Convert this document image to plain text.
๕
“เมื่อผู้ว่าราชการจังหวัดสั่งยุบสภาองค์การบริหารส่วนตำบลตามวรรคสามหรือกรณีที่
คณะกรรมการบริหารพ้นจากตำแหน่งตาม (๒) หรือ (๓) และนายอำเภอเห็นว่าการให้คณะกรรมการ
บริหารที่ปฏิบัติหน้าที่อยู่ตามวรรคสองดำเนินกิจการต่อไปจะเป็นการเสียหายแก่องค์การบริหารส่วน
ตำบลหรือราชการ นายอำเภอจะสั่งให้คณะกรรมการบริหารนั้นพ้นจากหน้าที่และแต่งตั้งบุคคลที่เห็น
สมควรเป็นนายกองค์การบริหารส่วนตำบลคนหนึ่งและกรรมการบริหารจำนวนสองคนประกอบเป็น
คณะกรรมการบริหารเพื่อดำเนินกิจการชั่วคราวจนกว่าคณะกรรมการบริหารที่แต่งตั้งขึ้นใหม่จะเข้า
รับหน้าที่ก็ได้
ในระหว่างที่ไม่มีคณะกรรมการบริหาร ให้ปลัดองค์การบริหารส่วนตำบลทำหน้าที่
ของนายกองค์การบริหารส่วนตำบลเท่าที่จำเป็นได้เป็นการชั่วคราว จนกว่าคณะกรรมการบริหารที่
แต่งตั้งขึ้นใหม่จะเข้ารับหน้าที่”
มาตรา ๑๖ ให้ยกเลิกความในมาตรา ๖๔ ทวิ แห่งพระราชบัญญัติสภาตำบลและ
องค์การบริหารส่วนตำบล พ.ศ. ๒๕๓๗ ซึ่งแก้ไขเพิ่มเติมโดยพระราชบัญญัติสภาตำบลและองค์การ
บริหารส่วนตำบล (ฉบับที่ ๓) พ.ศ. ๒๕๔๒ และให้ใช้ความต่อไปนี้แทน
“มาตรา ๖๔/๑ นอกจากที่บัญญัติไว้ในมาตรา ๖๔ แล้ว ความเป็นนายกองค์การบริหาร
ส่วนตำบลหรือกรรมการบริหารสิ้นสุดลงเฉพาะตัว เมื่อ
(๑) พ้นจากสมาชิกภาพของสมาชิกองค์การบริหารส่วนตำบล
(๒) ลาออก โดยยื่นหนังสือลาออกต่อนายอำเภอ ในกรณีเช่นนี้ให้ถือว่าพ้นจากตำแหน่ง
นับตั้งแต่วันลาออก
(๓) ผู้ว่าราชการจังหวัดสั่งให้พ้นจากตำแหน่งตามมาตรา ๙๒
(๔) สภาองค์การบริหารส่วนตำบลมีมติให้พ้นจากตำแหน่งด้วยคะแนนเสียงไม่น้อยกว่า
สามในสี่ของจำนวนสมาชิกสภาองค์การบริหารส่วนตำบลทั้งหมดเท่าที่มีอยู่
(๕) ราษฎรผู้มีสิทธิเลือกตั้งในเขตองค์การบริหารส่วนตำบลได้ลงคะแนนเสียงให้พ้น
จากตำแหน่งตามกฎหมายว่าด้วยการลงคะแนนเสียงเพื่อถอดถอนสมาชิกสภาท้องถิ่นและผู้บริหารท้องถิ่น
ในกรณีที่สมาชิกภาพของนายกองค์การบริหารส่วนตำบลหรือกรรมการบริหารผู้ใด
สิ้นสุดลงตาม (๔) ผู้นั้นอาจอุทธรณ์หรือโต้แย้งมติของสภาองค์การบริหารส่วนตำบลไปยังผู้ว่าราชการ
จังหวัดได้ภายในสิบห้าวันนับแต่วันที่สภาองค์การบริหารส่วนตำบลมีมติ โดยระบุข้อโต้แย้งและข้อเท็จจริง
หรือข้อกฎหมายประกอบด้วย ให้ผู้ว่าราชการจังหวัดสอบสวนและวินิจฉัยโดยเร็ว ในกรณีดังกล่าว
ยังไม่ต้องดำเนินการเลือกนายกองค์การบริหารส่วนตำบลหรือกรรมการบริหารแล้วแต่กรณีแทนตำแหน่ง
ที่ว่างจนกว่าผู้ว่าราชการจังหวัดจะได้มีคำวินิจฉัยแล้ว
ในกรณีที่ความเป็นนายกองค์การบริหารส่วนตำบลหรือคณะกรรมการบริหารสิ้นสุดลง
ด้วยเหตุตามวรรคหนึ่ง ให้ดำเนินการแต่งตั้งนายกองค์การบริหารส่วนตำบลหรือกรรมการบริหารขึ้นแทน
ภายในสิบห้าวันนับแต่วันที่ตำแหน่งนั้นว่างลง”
--- --- ---
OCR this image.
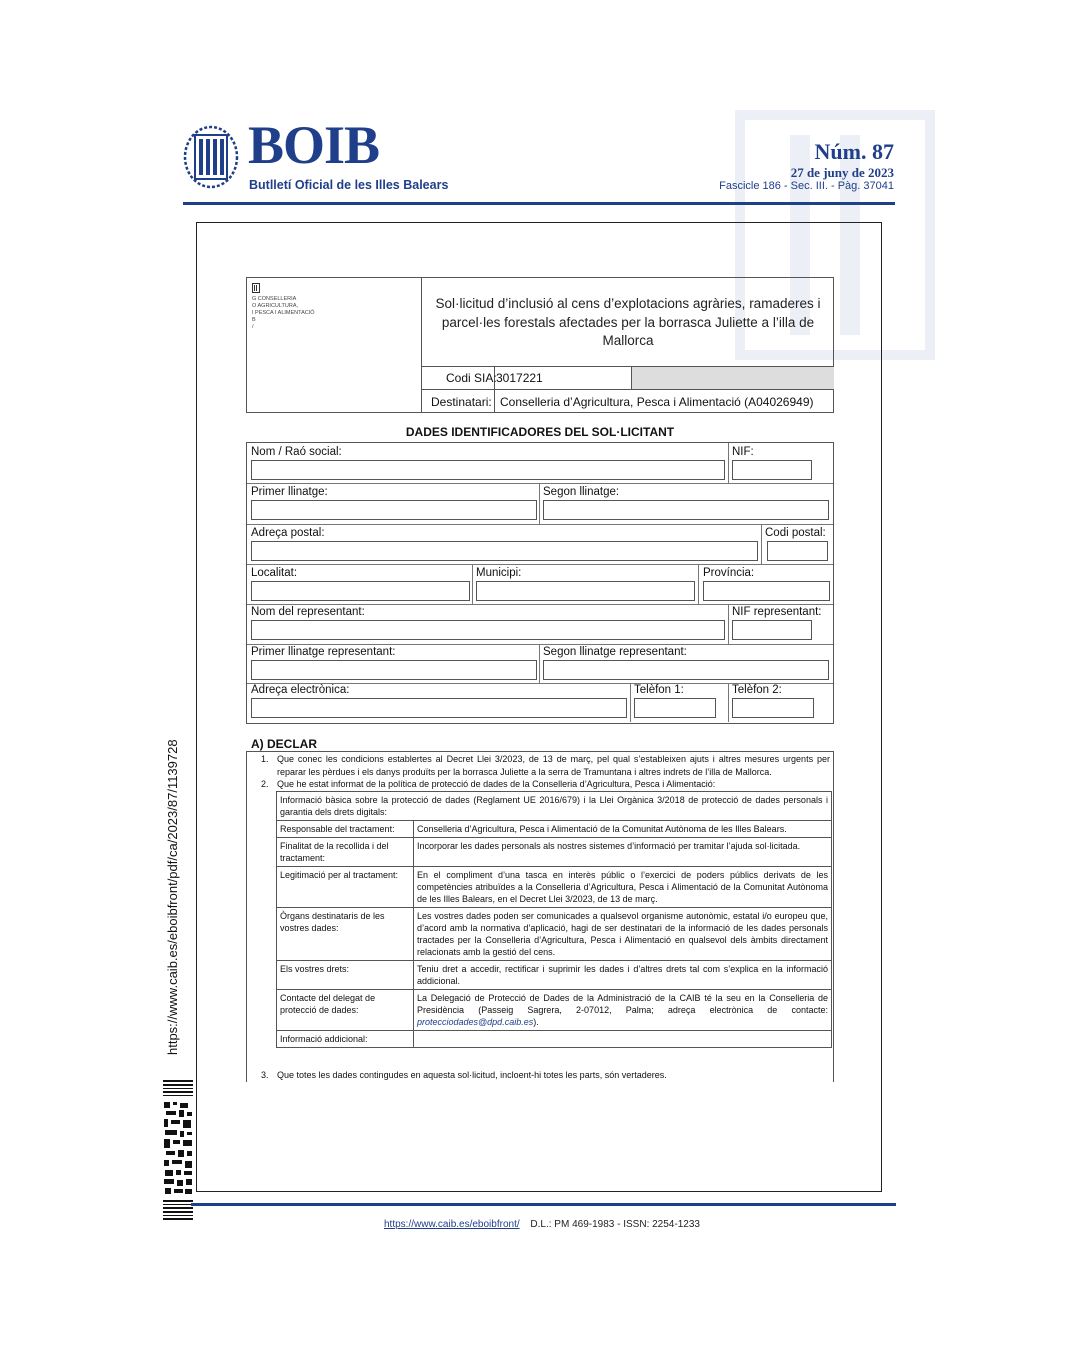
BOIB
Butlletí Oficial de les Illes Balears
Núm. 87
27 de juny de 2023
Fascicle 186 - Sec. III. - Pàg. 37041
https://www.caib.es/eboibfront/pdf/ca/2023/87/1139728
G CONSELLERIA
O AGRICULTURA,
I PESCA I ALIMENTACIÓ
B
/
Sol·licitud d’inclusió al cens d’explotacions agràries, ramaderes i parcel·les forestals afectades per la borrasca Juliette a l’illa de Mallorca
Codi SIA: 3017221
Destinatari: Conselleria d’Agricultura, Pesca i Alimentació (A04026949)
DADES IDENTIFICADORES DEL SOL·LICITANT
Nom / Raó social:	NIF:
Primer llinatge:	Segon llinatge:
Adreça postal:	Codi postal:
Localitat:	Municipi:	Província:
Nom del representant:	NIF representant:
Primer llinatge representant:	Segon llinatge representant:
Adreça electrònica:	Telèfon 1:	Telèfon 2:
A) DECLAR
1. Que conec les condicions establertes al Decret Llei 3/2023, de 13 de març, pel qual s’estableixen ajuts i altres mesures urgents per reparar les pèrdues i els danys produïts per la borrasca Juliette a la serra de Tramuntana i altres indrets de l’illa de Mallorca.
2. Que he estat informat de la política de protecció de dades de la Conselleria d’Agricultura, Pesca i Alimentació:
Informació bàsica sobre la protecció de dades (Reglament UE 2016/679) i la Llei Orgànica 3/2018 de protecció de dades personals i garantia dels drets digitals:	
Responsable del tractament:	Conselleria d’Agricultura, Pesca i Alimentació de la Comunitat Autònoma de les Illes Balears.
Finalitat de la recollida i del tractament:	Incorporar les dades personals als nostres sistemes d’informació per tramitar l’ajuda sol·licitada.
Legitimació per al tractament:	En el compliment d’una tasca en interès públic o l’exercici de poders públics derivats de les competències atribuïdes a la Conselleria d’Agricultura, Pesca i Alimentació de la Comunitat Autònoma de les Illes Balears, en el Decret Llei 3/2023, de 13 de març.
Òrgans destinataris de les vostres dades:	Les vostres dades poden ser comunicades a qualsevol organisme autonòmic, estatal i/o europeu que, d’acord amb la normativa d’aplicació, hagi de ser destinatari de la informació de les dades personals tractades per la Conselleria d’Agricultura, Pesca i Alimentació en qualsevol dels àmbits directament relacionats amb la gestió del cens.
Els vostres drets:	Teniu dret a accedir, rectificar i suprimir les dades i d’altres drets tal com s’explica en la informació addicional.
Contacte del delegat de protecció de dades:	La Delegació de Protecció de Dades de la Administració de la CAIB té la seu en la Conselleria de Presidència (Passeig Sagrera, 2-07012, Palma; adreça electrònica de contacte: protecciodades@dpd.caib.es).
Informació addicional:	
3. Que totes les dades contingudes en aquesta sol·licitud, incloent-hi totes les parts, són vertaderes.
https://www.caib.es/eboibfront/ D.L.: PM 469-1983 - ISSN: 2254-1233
--- --- ---
• Problem description
Copy out each line of the records that holds the string "ภายในส".

• Result of the task
จังหวัดได้ภายในสิบห้าวันนับแต่วันที่สภาองค์การบริหารส่วนตำบลมีมติ โดยระบุข้อโต้แย้งและข้อเท็จจริง
ภายในสิบห้าวันนับแต่วันที่ตำแหน่งนั้นว่างลง”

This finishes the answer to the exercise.